# start of GIVEN RECORDS

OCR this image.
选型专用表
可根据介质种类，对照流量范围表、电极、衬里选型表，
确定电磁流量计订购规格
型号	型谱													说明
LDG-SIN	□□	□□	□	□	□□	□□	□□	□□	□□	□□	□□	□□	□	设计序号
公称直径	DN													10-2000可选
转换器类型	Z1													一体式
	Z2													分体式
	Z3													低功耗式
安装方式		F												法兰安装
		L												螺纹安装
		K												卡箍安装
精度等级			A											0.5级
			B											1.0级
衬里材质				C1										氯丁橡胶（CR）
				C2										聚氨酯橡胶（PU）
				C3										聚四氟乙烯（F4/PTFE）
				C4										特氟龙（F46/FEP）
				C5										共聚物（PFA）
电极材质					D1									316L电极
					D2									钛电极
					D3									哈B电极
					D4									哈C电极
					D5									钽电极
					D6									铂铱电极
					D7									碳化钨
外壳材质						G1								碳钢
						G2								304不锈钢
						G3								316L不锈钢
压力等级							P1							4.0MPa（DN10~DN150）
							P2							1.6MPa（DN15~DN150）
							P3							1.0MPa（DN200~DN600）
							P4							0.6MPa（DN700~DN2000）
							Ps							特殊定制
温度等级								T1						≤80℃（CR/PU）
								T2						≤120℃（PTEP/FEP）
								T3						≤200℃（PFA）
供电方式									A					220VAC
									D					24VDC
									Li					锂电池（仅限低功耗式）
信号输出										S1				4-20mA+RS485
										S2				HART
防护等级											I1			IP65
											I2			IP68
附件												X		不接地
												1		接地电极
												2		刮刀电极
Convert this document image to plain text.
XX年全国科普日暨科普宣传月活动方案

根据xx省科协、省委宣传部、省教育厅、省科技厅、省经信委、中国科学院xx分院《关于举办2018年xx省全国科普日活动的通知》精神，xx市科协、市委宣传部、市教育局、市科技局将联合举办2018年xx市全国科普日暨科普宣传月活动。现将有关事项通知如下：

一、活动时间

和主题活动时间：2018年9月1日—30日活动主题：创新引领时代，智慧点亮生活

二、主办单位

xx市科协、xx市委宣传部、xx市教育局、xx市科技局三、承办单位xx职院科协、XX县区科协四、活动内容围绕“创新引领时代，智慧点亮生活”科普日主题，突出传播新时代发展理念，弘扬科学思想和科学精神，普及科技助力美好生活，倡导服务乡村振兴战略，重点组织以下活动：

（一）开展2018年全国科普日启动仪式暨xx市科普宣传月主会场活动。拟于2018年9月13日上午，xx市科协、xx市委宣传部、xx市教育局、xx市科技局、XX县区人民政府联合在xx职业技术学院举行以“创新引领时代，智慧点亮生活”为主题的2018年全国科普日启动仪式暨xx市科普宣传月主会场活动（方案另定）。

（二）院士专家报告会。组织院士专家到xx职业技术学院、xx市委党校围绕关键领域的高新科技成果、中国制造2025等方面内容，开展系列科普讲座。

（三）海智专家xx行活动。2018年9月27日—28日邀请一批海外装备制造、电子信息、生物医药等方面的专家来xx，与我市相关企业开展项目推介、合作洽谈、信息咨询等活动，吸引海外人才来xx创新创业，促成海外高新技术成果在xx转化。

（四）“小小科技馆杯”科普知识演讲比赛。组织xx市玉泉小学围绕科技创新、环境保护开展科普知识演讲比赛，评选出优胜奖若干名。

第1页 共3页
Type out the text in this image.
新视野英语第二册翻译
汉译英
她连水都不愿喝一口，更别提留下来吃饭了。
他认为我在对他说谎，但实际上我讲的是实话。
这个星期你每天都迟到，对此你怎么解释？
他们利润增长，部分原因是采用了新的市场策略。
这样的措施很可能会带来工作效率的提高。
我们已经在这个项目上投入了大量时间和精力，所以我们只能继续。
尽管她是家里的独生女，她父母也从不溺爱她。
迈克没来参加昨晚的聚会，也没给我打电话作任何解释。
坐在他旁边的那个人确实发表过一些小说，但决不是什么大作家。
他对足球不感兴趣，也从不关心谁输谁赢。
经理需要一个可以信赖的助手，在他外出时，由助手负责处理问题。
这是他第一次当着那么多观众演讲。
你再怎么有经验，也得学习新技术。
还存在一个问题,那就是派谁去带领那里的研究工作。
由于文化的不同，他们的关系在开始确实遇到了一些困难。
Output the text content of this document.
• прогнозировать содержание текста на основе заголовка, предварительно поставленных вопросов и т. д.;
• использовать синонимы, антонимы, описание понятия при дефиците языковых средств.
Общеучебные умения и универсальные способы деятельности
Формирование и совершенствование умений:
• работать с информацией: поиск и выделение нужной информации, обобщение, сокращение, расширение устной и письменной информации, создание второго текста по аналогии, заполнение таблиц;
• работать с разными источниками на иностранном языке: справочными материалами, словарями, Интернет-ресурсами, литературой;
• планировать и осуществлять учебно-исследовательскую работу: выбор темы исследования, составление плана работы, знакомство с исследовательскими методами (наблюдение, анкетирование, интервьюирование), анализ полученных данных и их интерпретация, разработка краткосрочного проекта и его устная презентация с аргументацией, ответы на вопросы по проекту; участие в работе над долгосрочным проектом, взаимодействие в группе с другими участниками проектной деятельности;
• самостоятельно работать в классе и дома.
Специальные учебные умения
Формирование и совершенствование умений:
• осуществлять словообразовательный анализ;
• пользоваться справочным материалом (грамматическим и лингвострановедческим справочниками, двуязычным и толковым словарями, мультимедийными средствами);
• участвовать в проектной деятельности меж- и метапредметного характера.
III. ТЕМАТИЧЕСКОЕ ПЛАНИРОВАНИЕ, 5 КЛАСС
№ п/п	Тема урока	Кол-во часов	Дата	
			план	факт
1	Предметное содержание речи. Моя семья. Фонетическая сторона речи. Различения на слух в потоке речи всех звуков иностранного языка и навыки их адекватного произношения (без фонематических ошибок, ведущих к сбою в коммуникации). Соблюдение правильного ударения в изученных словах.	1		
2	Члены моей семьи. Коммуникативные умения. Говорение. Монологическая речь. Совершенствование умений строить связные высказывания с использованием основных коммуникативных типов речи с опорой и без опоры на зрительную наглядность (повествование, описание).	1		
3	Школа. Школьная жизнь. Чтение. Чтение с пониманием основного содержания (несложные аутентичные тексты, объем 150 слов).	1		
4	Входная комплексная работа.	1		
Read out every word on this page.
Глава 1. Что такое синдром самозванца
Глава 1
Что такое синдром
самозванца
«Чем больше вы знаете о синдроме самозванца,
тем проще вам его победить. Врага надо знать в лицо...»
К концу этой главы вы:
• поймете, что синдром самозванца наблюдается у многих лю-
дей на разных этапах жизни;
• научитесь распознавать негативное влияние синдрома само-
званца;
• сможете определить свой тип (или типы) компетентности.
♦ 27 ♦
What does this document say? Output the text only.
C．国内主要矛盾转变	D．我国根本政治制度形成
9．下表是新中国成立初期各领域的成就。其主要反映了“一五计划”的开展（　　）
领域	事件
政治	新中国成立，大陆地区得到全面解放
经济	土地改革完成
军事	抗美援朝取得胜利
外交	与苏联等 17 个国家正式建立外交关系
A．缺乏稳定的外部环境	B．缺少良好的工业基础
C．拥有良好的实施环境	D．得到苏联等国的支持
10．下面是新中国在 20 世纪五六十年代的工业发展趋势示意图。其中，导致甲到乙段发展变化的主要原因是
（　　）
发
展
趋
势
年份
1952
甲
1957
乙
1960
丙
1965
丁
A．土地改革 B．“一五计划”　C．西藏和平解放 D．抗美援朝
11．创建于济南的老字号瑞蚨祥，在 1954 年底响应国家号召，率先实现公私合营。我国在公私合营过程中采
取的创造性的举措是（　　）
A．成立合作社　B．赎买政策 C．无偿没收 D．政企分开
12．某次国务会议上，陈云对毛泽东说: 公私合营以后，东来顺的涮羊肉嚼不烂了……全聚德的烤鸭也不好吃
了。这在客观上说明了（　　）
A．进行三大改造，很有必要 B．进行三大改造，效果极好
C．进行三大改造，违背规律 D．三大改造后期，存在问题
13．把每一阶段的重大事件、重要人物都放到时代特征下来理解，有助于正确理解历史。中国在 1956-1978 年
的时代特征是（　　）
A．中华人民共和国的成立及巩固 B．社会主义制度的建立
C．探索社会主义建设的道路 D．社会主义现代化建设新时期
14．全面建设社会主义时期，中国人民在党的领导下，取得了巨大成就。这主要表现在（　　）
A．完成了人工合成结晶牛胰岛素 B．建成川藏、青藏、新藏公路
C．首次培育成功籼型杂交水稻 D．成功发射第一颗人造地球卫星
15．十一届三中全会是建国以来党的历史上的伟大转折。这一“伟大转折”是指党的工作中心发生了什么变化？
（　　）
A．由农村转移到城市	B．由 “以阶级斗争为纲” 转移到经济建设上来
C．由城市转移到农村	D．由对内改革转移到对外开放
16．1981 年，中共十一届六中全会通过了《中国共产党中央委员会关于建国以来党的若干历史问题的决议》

# end of GIVEN RECORDS

> WRITTEN PROBLEM
Check each line above for the string "анализ" and show the ones that have it.

> WORKED ANSWER
• планировать и осуществлять учебно-исследовательскую работу: выбор темы исследования, составление плана работы, знакомство с исследовательскими методами (наблюдение, анкетирование, интервьюирование), анализ полученных данных и их интерпретация, разработка краткосрочного проекта и его устная презентация с аргументацией, ответы на вопросы по проекту; участие в работе над долгосрочным проектом, взаимодействие в группе с другими участниками проектной деятельности;
• осуществлять словообразовательный анализ;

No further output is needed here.